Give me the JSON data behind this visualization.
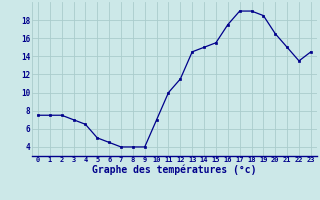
{
  "x": [
    0,
    1,
    2,
    3,
    4,
    5,
    6,
    7,
    8,
    9,
    10,
    11,
    12,
    13,
    14,
    15,
    16,
    17,
    18,
    19,
    20,
    21,
    22,
    23
  ],
  "y": [
    7.5,
    7.5,
    7.5,
    7.0,
    6.5,
    5.0,
    4.5,
    4.0,
    4.0,
    4.0,
    7.0,
    10.0,
    11.5,
    14.5,
    15.0,
    15.5,
    17.5,
    19.0,
    19.0,
    18.5,
    16.5,
    15.0,
    13.5,
    14.5
  ],
  "xlabel": "Graphe des températures (°c)",
  "xlim_min": -0.5,
  "xlim_max": 23.5,
  "ylim_min": 3,
  "ylim_max": 20,
  "yticks": [
    4,
    6,
    8,
    10,
    12,
    14,
    16,
    18
  ],
  "xticks": [
    0,
    1,
    2,
    3,
    4,
    5,
    6,
    7,
    8,
    9,
    10,
    11,
    12,
    13,
    14,
    15,
    16,
    17,
    18,
    19,
    20,
    21,
    22,
    23
  ],
  "line_color": "#00008B",
  "marker_color": "#00008B",
  "bg_color": "#cce8e8",
  "grid_color": "#aacccc",
  "xlabel_color": "#00008B",
  "tick_color": "#00008B",
  "tick_fontsize": 5.0,
  "xlabel_fontsize": 7.0,
  "ytick_fontsize": 5.5
}
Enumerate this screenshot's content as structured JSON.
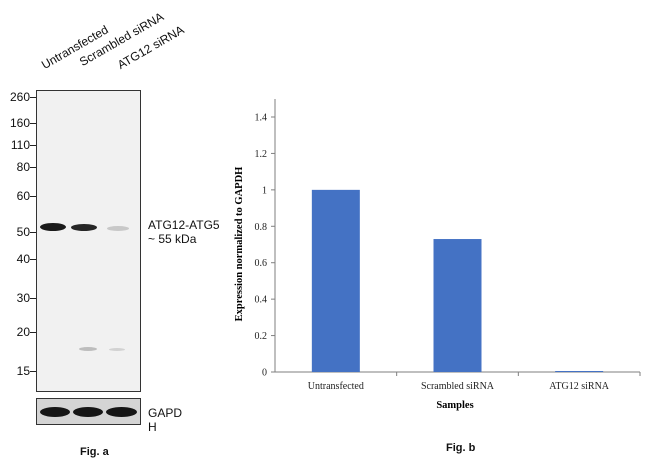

◇ ◇ ◇ ◇ ◇ ◇ ◇

Reproduce each entry precisely. Leave the pictures out.

THE COMPLETED TASK ::
Give me the JSON data behind this visualization.
{
  "x": [
    0,
    1,
    2,
    3,
    4,
    5,
    6,
    7,
    8,
    9,
    10,
    11,
    12,
    13,
    14,
    15,
    16,
    17,
    18,
    19,
    20,
    21,
    22,
    23
  ],
  "y": [
    7.5,
    7.5,
    7.5,
    7.0,
    6.5,
    5.0,
    4.5,
    4.0,
    4.0,
    4.0,
    7.0,
    10.0,
    11.5,
    14.5,
    15.0,
    15.5,
    17.5,
    19.0,
    19.0,
    18.5,
    16.5,
    15.0,
    13.5,
    14.5
  ],
  "xlabel": "Graphe des températures (°c)",
  "xlim_min": -0.5,
  "xlim_max": 23.5,
  "ylim_min": 3,
  "ylim_max": 20,
  "yticks": [
    4,
    6,
    8,
    10,
    12,
    14,
    16,
    18
  ],
  "xticks": [
    0,
    1,
    2,
    3,
    4,
    5,
    6,
    7,
    8,
    9,
    10,
    11,
    12,
    13,
    14,
    15,
    16,
    17,
    18,
    19,
    20,
    21,
    22,
    23
  ],
  "line_color": "#00008B",
  "marker_color": "#00008B",
  "bg_color": "#cce8e8",
  "grid_color": "#aacccc",
  "xlabel_color": "#00008B",
  "tick_color": "#00008B",
  "tick_fontsize": 5.0,
  "xlabel_fontsize": 7.0,
  "ytick_fontsize": 5.5
}
Enumerate this screenshot's content as structured JSON.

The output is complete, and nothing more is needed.